Directive -> Extract the lines that hold the string "this".

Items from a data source

⁂

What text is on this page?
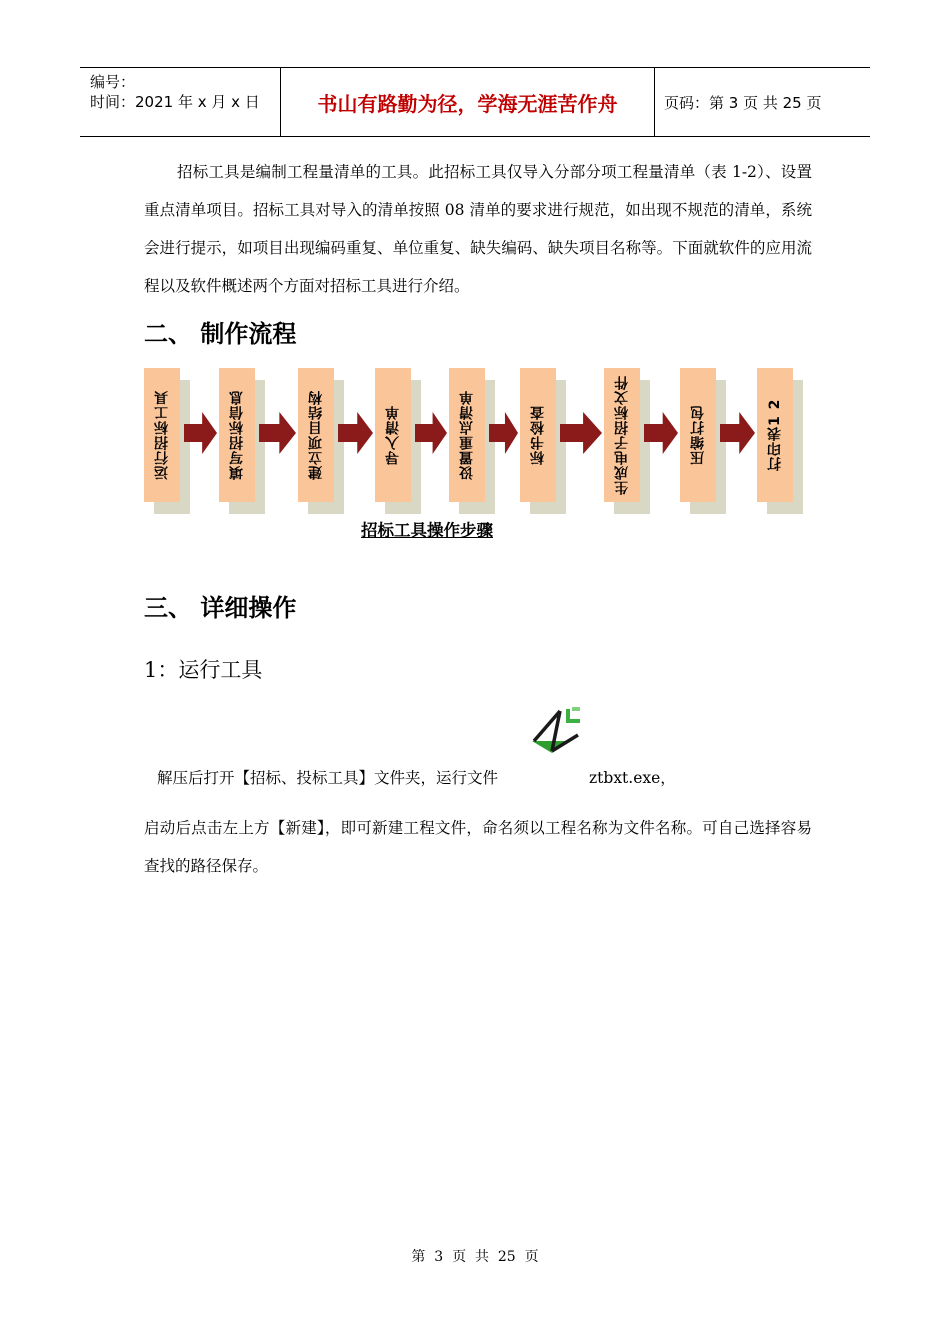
编号：
时间：2021 年 x 月 x 日	书山有路勤为径，学海无涯苦作舟	页码：第 3 页 共 25 页
招标工具是编制工程量清单的工具。此招标工具仅导入分部分项工程量清单（表 1-2）、设置重点清单项目。招标工具对导入的清单按照 08 清单的要求进行规范，如出现不规范的清单，系统会进行提示，如项目出现编码重复、单位重复、缺失编码、缺失项目名称等。下面就软件的应用流程以及软件概述两个方面对招标工具进行介绍。
二、 制作流程
运行招标工具	填写招标信息	建立项目结构	导入清单	设置重点清单	标书检查	生成电子招标文件	压缩打包	打印表1 2
招标工具操作步骤
三、 详细操作
1：运行工具
解压后打开【招标、投标工具】文件夹，运行文件	ztbxt.exe，
启动后点击左上方【新建】，即可新建工程文件，命名须以工程名称为文件名称。可自己选择容易查找的路径保存。
第  3  页  共  25  页
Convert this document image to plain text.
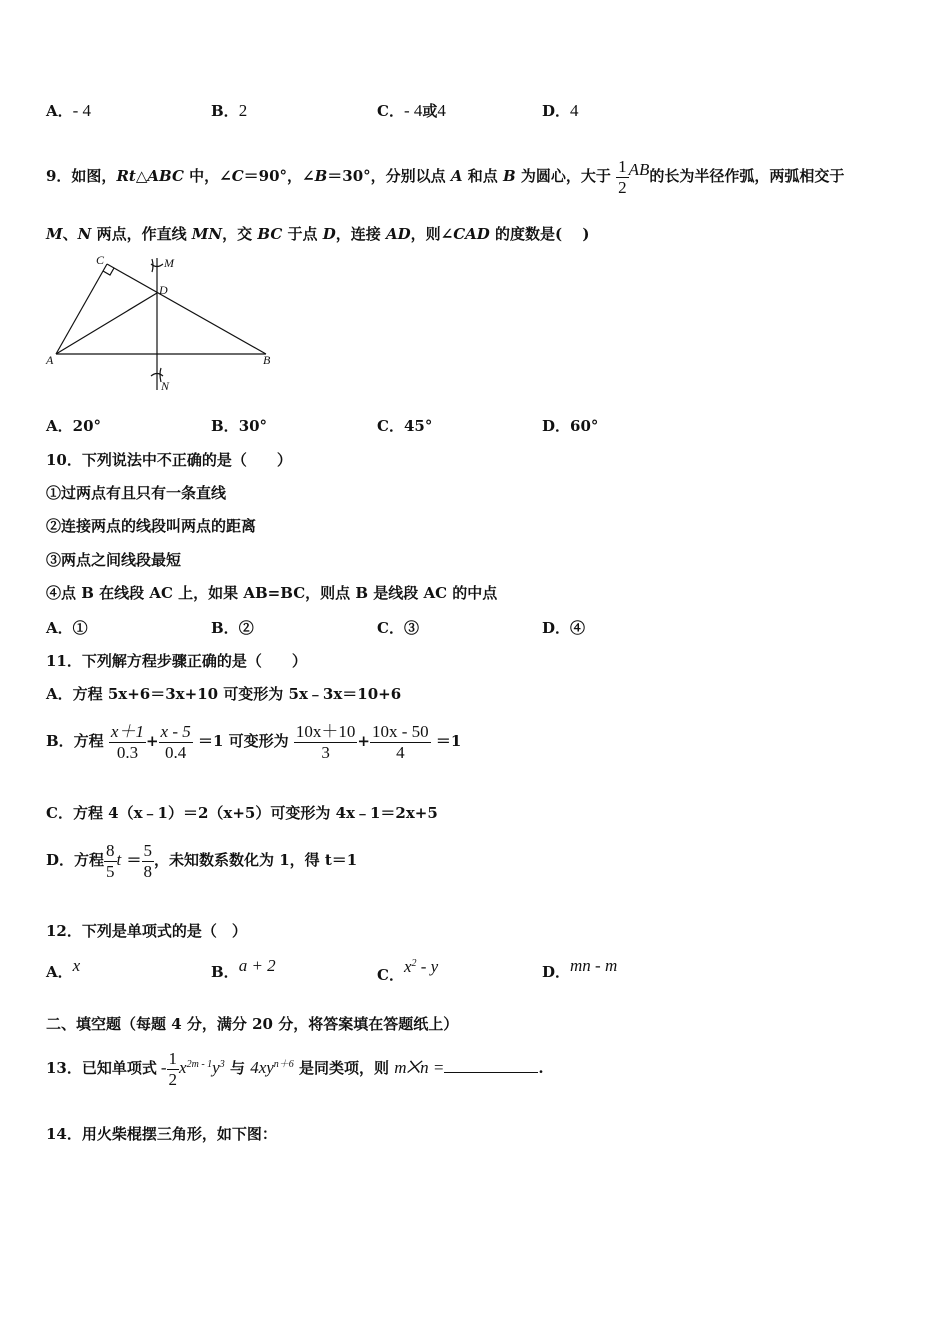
A．- 4	B．2	C．- 4或4	D．4
9．如图，Rt△ABC 中，∠C＝90°，∠B＝30°，分别以点 A 和点 B 为圆心，大于 $\frac{1}{2}$ AB的长为半径作弧，两弧相交于
M、N 两点，作直线 MN，交 BC 于点 D，连接 AD，则∠CAD 的度数是(　 )
C	M
D
A	B
N
A．20°	B．30°	C．45°	D．60°
10．下列说法中不正确的是（　　）
①过两点有且只有一条直线
②连接两点的线段叫两点的距离
③两点之间线段最短
④点 B 在线段 AC 上，如果 AB=BC，则点 B 是线段 AC 的中点
A．①	B．②	C．③	D．④
11．下列解方程步骤正确的是（　　）
A．方程 5x+6＝3x+10 可变形为 5x﹣3x＝10+6
B．方程 $\frac{x+1}{0.3} + \frac{x - 5}{0.4} =1$ 可变形为 $\frac{10x+10}{3} + \frac{10x - 50}{4} =1$
C．方程 4（x﹣1）＝2（x+5）可变形为 4x﹣1＝2x+5
D．方程 $\frac{8}{5}$ $t = \frac{5}{8}$ ，未知数系数化为 1，得 t＝1
12．下列是单项式的是（　）
A．x	B．a + 2	C．$x^2$ - y	D．mn - m
二、填空题（每题 4 分，满分 20 分，将答案填在答题纸上）
13．已知单项式 - $\frac{1}{2} x^{2m - 1}y^3$ 与 $4xy^{n+6}$ 是同类项，则 m⨉n =	.
14．用火柴棍摆三角形，如下图：
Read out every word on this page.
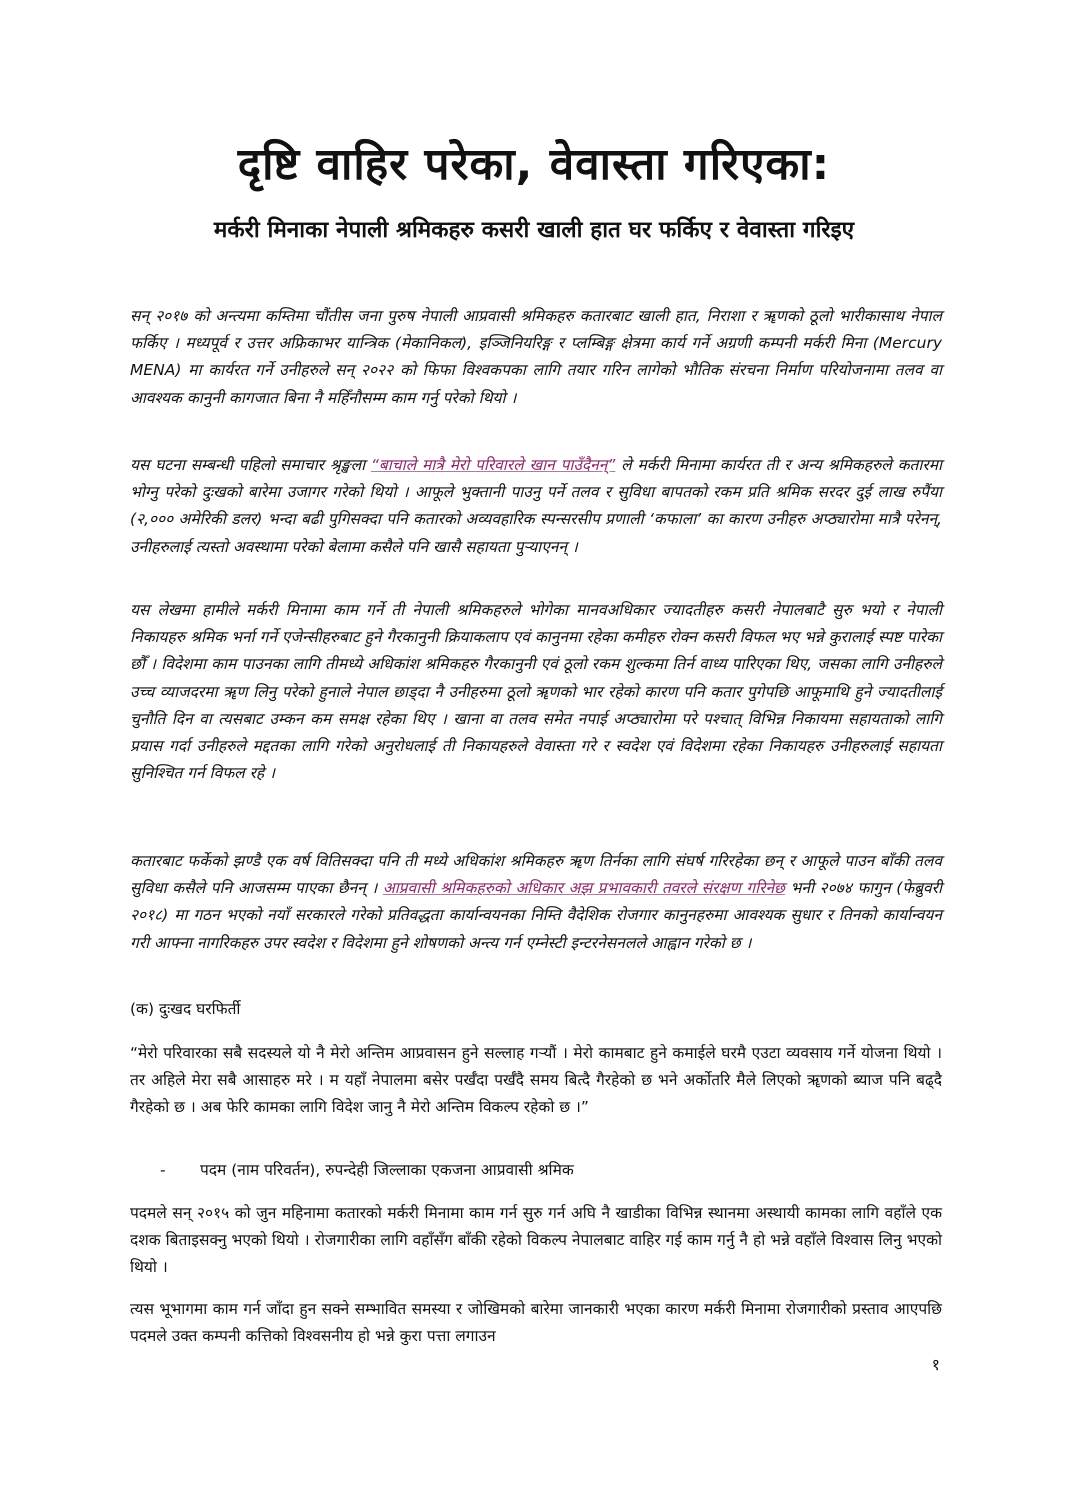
दृष्टि वाहिर परेका, वेवास्ता गरिएका:
मर्करी मिनाका नेपाली श्रमिकहरु कसरी खाली हात घर फर्किए र वेवास्ता गरिइए

सन् २०१७ को अन्त्यमा कम्तिमा चौंतीस जना पुरुष नेपाली आप्रवासी श्रमिकहरु कतारबाट खाली हात, निराशा र ॠणको ठूलो भारीकासाथ नेपाल फर्किए । मध्यपूर्व र उत्तर अफ्रिकाभर यान्त्रिक (मेकानिकल), इञ्जिनियरिङ्ग र प्लम्बिङ्ग क्षेत्रमा कार्य गर्ने अग्रणी कम्पनी मर्करी मिना (Mercury MENA) मा कार्यरत गर्ने उनीहरुले सन् २०२२ को फिफा विश्वकपका लागि तयार गरिन लागेको भौतिक संरचना निर्माण परियोजनामा तलव वा आवश्यक कानुनी कागजात बिना नै महिँनौसम्म काम गर्नु परेको थियो ।

यस घटना सम्बन्धी पहिलो समाचार श्रृङ्खला “बाचाले मात्रै मेरो परिवारले खान पाउँदैनन्” ले मर्करी मिनामा कार्यरत ती र अन्य श्रमिकहरुले कतारमा भोग्नु परेको दुःखको बारेमा उजागर गरेको थियो । आफूले भुक्तानी पाउनु पर्ने तलव र सुविधा बापतको रकम प्रति श्रमिक सरदर दुई लाख रुपैंया (२,००० अमेरिकी डलर) भन्दा बढी पुगिसक्दा पनि कतारको अव्यवहारिक स्पन्सरसीप प्रणाली ‘कफाला’ का कारण उनीहरु अप्ठ्यारोमा मात्रै परेनन्, उनीहरुलाई त्यस्तो अवस्थामा परेको बेलामा कसैले पनि खासै सहायता पुर्‍याएनन् ।

यस लेखमा हामीले मर्करी मिनामा काम गर्ने ती नेपाली श्रमिकहरुले भोगेका मानवअधिकार ज्यादतीहरु कसरी नेपालबाटै सुरु भयो र नेपाली निकायहरु श्रमिक भर्ना गर्ने एजेन्सीहरुबाट हुने गैरकानुनी क्रियाकलाप एवं कानुनमा रहेका कमीहरु रोक्न कसरी विफल भए भन्ने कुरालाई स्पष्ट पारेका छौँ । विदेशमा काम पाउनका लागि तीमध्ये अधिकांश श्रमिकहरु गैरकानुनी एवं ठूलो रकम शुल्कमा तिर्न वाध्य पारिएका थिए, जसका लागि उनीहरुले उच्च व्याजदरमा ॠण लिनु परेको हुनाले नेपाल छाड्दा नै उनीहरुमा ठूलो ॠणको भार रहेको कारण पनि कतार पुगेपछि आफूमाथि हुने ज्यादतीलाई चुनौति दिन वा त्यसबाट उम्कन कम समक्ष रहेका थिए । खाना वा तलव समेत नपाई अप्ठ्यारोमा परे पश्चात् विभिन्न निकायमा सहायताको लागि प्रयास गर्दा उनीहरुले मद्दतका लागि गरेको अनुरोधलाई ती निकायहरुले वेवास्ता गरे र स्वदेश एवं विदेशमा रहेका निकायहरु उनीहरुलाई सहायता सुनिश्चित गर्न विफल रहे ।

कतारबाट फर्केको झण्डै एक वर्ष वितिसक्दा पनि ती मध्ये अधिकांश श्रमिकहरु ॠण तिर्नका लागि संघर्ष गरिरहेका छन् र आफूले पाउन बाँकी तलव सुविधा कसैले पनि आजसम्म पाएका छैनन् । आप्रवासी श्रमिकहरुको अधिकार अझ प्रभावकारी तवरले संरक्षण गरिनेछ भनी २०७४ फागुन (फेब्रुवरी २०१८) मा गठन भएको नयाँ सरकारले गरेको प्रतिवद्धता कार्यान्वयनका निम्ति वैदेशिक रोजगार कानुनहरुमा आवश्यक सुधार र तिनको कार्यान्वयन गरी आफ्ना नागरिकहरु उपर स्वदेश र विदेशमा हुने शोषणको अन्त्य गर्न एम्नेस्टी इन्टरनेसनलले आह्वान गरेको छ ।

(क) दुःखद घरफिर्ती

“मेरो परिवारका सबै सदस्यले यो नै मेरो अन्तिम आप्रवासन हुने सल्लाह गर्‍यौं । मेरो कामबाट हुने कमाईले घरमै एउटा व्यवसाय गर्ने योजना थियो । तर अहिले मेरा सबै आसाहरु मरे । म यहाँ नेपालमा बसेर पर्खँदा पर्खँदै समय बित्दै गैरहेको छ भने अर्कोतरि मैले लिएको ॠणको ब्याज पनि बढ्दै गैरहेको छ । अब फेरि कामका लागि विदेश जानु नै मेरो अन्तिम विकल्प रहेको छ ।”

- पदम (नाम परिवर्तन), रुपन्देही जिल्लाका एकजना आप्रवासी श्रमिक

पदमले सन् २०१५ को जुन महिनामा कतारको मर्करी मिनामा काम गर्न सुरु गर्न अघि नै खाडीका विभिन्न स्थानमा अस्थायी कामका लागि वहाँले एक दशक बिताइसक्नु भएको थियो । रोजगारीका लागि वहाँसँग बाँकी रहेको विकल्प नेपालबाट वाहिर गई काम गर्नु नै हो भन्ने वहाँले विश्वास लिनु भएको थियो ।

त्यस भूभागमा काम गर्न जाँदा हुन सक्ने सम्भावित समस्या र जोखिमको बारेमा जानकारी भएका कारण मर्करी मिनामा रोजगारीको प्रस्ताव आएपछि पदमले उक्त कम्पनी कत्तिको विश्वसनीय हो भन्ने कुरा पत्ता लगाउन

१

⁂

Answer to the problem ->
What text is on this page?
Convert this document image to plain text.
Read out every word on this page.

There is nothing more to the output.